Dataset excerpt:
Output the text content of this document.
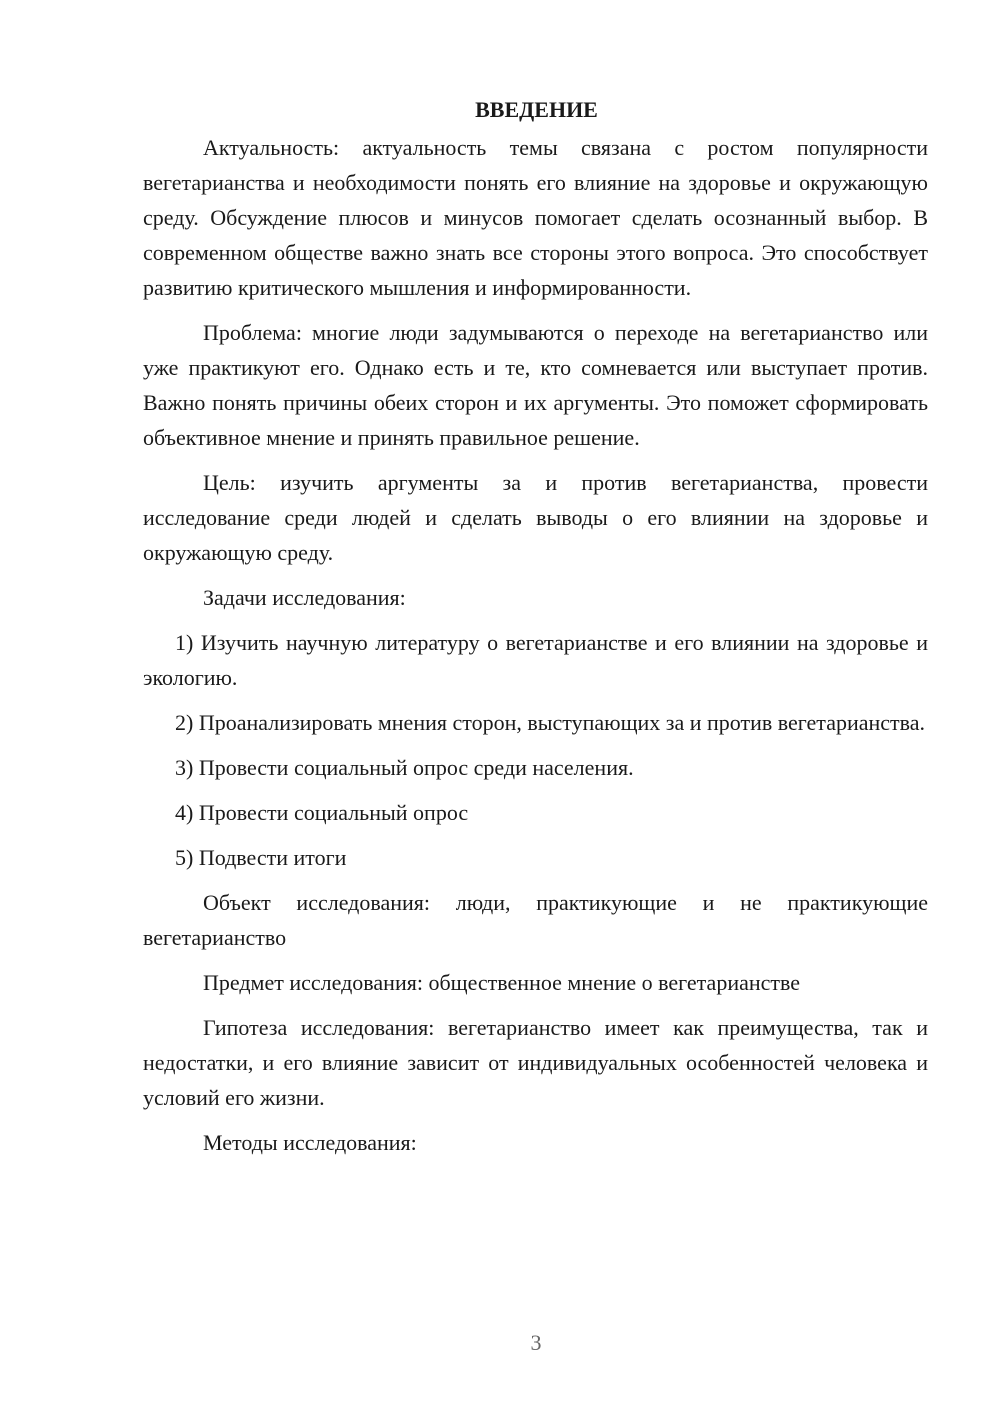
ВВЕДЕНИЕ

Актуальность: актуальность темы связана с ростом популярности вегетарианства и необходимости понять его влияние на здоровье и окружающую среду. Обсуждение плюсов и минусов помогает сделать осознанный выбор. В современном обществе важно знать все стороны этого вопроса. Это способствует развитию критического мышления и информированности.

Проблема: многие люди задумываются о переходе на вегетарианство или уже практикуют его. Однако есть и те, кто сомневается или выступает против. Важно понять причины обеих сторон и их аргументы. Это поможет сформировать объективное мнение и принять правильное решение.

Цель: изучить аргументы за и против вегетарианства, провести исследование среди людей и сделать выводы о его влиянии на здоровье и окружающую среду.

Задачи исследования:

1) Изучить научную литературу о вегетарианстве и его влиянии на здоровье и экологию.

2) Проанализировать мнения сторон, выступающих за и против вегетарианства.

3) Провести социальный опрос среди населения.

4) Провести социальный опрос

5) Подвести итоги

Объект исследования: люди, практикующие и не практикующие вегетарианство

Предмет исследования: общественное мнение о вегетарианстве

Гипотеза исследования: вегетарианство имеет как преимущества, так и недостатки, и его влияние зависит от индивидуальных особенностей человека и условий его жизни.

Методы исследования:

3
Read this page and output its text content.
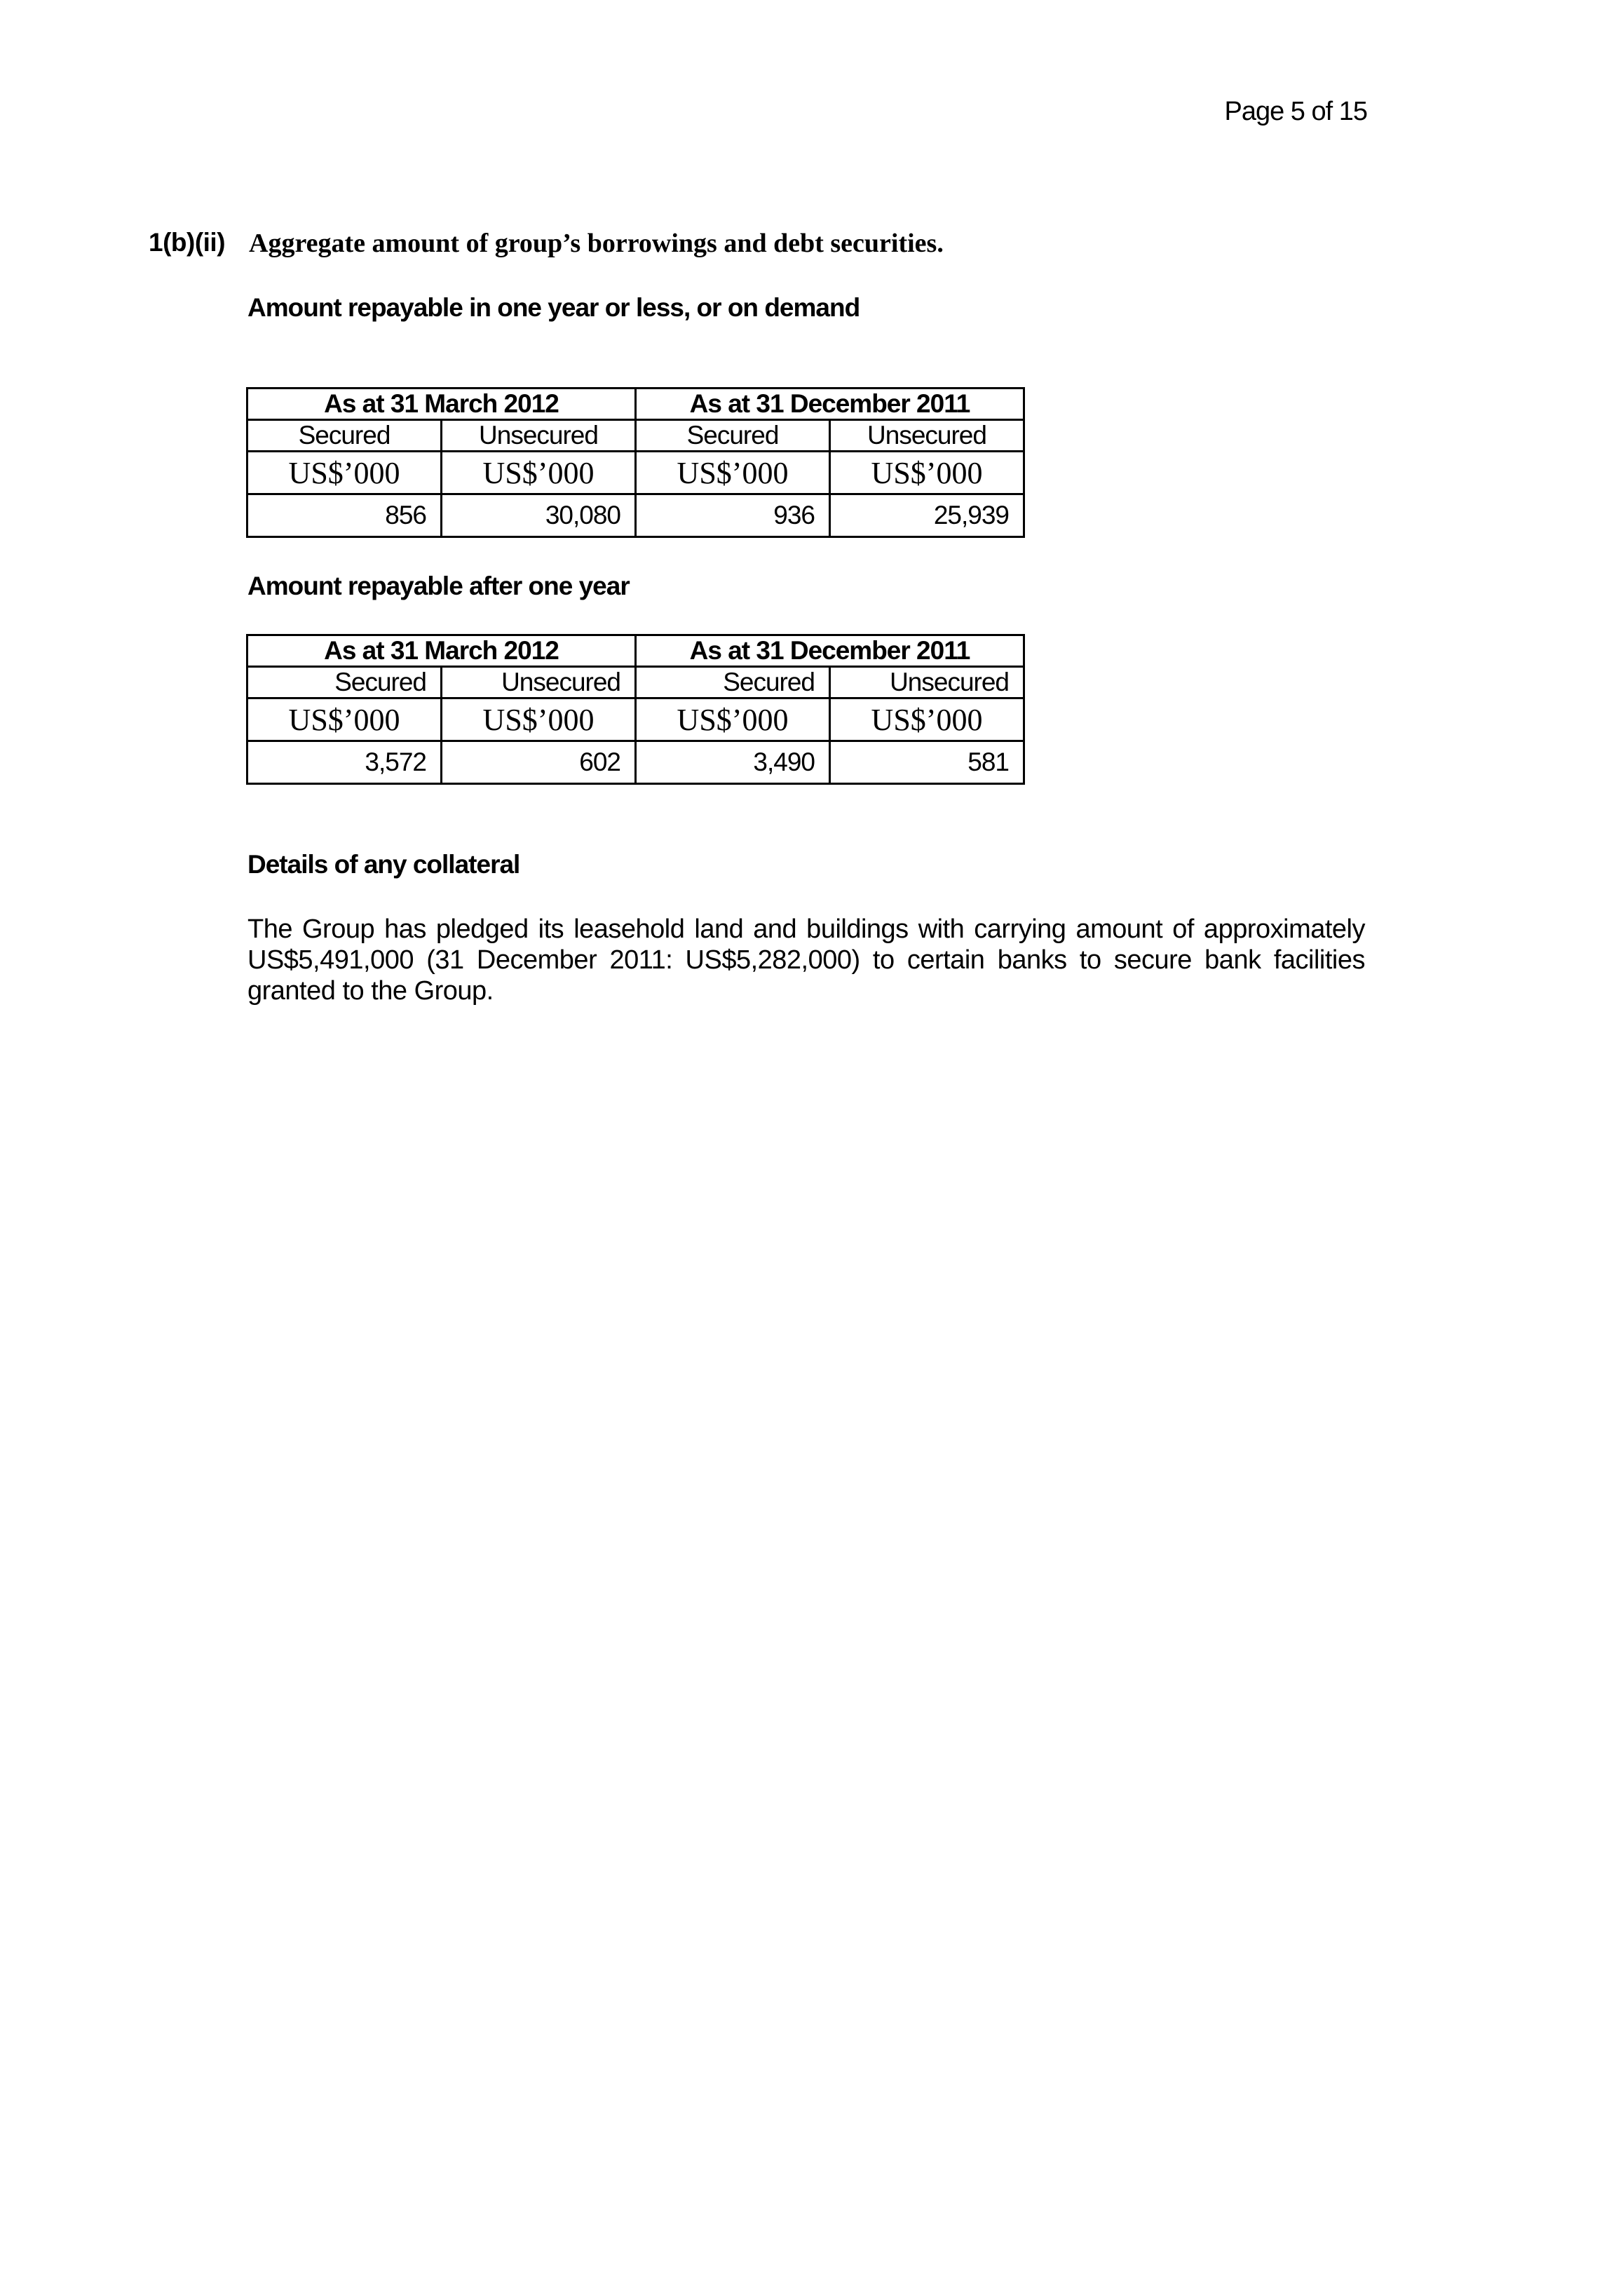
Page 5 of 15
1(b)(ii) Aggregate amount of group’s borrowings and debt securities.
Amount repayable in one year or less, or on demand
As at 31 March 2012		As at 31 December 2011	
Secured	Unsecured	Secured	Unsecured
US$’000	US$’000	US$’000	US$’000
856	30,080	936	25,939
Amount repayable after one year
As at 31 March 2012		As at 31 December 2011	
Secured	Unsecured	Secured	Unsecured
US$’000	US$’000	US$’000	US$’000
3,572	602	3,490	581
Details of any collateral
The Group has pledged its leasehold land and buildings with carrying amount of approximately US$5,491,000 (31 December 2011: US$5,282,000) to certain banks to secure bank facilities granted to the Group.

Instructions to follow - Repeat the records in full, exactly as they appear, without the pictures.

Written answer -
Output the text content of this document.
ВВЕДЕНИЕ

Актуальность: актуальность темы связана с ростом популярности вегетарианства и необходимости понять его влияние на здоровье и окружающую среду. Обсуждение плюсов и минусов помогает сделать осознанный выбор. В современном обществе важно знать все стороны этого вопроса. Это способствует развитию критического мышления и информированности.

Проблема: многие люди задумываются о переходе на вегетарианство или уже практикуют его. Однако есть и те, кто сомневается или выступает против. Важно понять причины обеих сторон и их аргументы. Это поможет сформировать объективное мнение и принять правильное решение.

Цель: изучить аргументы за и против вегетарианства, провести исследование среди людей и сделать выводы о его влиянии на здоровье и окружающую среду.

Задачи исследования:

1) Изучить научную литературу о вегетарианстве и его влиянии на здоровье и экологию.

2) Проанализировать мнения сторон, выступающих за и против вегетарианства.

3) Провести социальный опрос среди населения.

4) Провести социальный опрос

5) Подвести итоги

Объект исследования: люди, практикующие и не практикующие вегетарианство

Предмет исследования: общественное мнение о вегетарианстве

Гипотеза исследования: вегетарианство имеет как преимущества, так и недостатки, и его влияние зависит от индивидуальных особенностей человека и условий его жизни.

Методы исследования:

3
Read this page and output its text content.
Page 5 of 15
1(b)(ii) Aggregate amount of group’s borrowings and debt securities.
Amount repayable in one year or less, or on demand
As at 31 March 2012		As at 31 December 2011	
Secured	Unsecured	Secured	Unsecured
US$’000	US$’000	US$’000	US$’000
856	30,080	936	25,939
Amount repayable after one year
As at 31 March 2012		As at 31 December 2011	
Secured	Unsecured	Secured	Unsecured
US$’000	US$’000	US$’000	US$’000
3,572	602	3,490	581
Details of any collateral
The Group has pledged its leasehold land and buildings with carrying amount of approximately US$5,491,000 (31 December 2011: US$5,282,000) to certain banks to secure bank facilities granted to the Group.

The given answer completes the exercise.